--- START Dataset excerpts ---

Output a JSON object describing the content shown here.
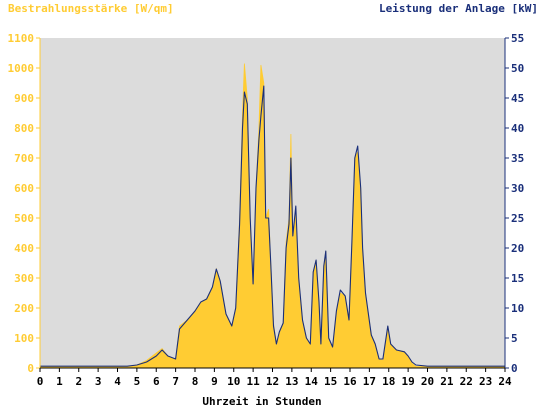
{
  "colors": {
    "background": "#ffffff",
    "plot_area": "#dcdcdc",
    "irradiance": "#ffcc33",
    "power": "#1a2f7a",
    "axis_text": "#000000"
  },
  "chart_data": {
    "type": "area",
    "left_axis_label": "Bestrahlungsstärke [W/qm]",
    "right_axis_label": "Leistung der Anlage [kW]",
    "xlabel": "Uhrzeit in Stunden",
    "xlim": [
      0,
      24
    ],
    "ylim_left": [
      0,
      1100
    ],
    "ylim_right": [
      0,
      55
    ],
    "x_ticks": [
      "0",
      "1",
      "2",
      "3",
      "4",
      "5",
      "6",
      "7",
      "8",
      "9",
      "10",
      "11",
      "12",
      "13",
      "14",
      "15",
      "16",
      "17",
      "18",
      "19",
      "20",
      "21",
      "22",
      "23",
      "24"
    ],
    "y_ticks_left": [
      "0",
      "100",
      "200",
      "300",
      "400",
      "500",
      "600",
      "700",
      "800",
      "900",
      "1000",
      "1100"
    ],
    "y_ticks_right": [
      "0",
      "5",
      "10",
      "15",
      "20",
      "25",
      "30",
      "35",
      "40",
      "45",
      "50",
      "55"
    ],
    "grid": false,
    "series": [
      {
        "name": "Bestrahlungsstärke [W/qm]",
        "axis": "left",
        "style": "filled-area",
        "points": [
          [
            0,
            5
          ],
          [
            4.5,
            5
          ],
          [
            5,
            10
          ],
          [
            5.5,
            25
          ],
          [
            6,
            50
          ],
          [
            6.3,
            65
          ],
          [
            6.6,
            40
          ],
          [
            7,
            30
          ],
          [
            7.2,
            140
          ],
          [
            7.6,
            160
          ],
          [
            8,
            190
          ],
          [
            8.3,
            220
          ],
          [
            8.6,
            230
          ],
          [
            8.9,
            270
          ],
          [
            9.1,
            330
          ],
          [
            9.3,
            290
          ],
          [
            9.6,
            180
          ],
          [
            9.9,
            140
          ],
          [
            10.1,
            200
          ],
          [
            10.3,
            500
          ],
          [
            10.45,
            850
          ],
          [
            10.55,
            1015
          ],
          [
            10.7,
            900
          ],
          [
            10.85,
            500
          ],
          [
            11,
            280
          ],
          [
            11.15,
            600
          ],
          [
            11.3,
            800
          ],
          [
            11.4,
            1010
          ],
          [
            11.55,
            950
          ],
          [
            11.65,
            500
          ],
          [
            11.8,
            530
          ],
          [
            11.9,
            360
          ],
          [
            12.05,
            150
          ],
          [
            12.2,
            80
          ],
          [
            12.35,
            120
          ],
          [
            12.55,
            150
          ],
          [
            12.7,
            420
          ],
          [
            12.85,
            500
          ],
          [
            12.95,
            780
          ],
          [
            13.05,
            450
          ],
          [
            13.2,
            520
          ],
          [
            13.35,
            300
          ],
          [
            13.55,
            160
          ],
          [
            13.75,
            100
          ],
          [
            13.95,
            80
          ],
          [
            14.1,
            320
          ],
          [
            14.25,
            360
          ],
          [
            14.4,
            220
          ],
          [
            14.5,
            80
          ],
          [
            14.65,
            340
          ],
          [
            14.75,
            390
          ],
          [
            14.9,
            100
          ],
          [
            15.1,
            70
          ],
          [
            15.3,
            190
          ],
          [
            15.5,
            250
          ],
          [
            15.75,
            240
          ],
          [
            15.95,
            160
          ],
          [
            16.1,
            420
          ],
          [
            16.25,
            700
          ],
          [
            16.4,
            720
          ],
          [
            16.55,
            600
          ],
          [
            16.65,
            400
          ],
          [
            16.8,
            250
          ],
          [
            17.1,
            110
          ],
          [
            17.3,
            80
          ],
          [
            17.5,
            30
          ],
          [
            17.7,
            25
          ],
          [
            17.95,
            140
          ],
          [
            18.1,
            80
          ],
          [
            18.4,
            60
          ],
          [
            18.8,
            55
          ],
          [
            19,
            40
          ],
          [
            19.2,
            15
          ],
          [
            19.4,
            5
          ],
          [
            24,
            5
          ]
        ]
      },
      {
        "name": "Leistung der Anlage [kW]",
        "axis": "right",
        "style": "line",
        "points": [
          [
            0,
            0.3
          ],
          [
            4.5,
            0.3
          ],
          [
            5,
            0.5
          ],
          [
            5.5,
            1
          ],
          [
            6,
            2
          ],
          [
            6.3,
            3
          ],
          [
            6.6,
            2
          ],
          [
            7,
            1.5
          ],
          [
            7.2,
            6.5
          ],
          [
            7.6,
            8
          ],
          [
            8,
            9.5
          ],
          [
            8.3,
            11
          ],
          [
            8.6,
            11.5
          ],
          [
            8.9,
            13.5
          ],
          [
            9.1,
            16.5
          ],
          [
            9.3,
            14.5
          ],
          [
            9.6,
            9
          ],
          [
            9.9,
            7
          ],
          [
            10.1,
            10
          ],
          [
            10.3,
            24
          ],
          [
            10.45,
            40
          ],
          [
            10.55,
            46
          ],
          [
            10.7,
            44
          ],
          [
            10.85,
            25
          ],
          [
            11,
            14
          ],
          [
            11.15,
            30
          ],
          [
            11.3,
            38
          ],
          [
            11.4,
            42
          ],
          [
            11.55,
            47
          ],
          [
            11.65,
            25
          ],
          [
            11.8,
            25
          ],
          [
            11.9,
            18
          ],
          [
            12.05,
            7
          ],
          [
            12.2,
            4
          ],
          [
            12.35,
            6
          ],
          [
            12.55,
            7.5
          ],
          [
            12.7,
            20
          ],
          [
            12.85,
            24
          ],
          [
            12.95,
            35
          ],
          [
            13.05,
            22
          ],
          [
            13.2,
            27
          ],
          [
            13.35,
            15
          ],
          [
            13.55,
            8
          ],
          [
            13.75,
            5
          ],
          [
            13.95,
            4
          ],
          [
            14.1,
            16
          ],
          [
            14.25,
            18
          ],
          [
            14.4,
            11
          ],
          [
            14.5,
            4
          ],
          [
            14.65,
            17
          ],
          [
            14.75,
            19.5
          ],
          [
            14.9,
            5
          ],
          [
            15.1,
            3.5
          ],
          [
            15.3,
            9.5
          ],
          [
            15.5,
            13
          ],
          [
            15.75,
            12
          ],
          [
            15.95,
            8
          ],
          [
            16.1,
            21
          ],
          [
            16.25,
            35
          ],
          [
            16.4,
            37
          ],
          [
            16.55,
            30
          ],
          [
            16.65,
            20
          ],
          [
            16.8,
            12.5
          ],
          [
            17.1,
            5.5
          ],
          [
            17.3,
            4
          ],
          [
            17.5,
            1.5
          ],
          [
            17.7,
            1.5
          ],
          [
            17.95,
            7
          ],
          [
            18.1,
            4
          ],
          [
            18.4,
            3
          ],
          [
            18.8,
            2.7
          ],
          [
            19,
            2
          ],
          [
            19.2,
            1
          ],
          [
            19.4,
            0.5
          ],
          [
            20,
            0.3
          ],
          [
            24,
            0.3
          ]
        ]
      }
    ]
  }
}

--- END Dataset excerpts ---
--- START Dataset excerpts ---

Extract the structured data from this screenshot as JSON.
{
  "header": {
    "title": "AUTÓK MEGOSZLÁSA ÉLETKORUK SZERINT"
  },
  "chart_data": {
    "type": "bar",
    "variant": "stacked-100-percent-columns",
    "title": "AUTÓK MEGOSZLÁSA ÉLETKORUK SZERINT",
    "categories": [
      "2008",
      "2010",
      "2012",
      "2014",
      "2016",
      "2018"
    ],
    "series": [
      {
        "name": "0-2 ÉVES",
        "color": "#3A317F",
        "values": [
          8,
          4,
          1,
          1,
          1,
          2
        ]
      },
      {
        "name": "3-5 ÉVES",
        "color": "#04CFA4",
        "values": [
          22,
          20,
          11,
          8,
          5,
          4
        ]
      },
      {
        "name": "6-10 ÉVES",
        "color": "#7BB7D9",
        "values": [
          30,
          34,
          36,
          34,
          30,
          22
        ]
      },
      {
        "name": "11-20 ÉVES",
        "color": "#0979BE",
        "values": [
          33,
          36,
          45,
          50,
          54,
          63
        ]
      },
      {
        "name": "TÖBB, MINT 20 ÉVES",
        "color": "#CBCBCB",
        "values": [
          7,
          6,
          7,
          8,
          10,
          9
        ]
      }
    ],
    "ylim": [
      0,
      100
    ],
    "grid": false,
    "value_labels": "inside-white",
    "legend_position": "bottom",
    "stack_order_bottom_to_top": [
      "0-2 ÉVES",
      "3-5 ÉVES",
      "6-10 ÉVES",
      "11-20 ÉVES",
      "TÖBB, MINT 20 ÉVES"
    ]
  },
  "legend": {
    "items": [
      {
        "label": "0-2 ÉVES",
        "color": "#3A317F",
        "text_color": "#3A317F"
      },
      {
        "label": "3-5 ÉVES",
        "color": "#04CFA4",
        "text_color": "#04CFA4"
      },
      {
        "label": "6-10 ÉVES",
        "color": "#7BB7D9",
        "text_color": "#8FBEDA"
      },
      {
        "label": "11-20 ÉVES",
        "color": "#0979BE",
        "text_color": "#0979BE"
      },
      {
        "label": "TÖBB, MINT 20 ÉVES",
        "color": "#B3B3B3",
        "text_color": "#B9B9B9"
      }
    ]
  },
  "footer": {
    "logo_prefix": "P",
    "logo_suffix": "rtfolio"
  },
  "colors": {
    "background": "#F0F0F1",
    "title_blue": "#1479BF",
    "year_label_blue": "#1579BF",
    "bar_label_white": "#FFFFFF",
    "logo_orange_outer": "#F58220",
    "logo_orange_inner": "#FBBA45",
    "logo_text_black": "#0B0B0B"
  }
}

--- END Dataset excerpts ---

= Exercise aim =
Go through the entries above and pull out each line with "Bestrahlungsstärke" in it.

= Response =
    "left_axis_label": "Bestrahlungsstärke [W/qm]",
        "name": "Bestrahlungsstärke [W/qm]",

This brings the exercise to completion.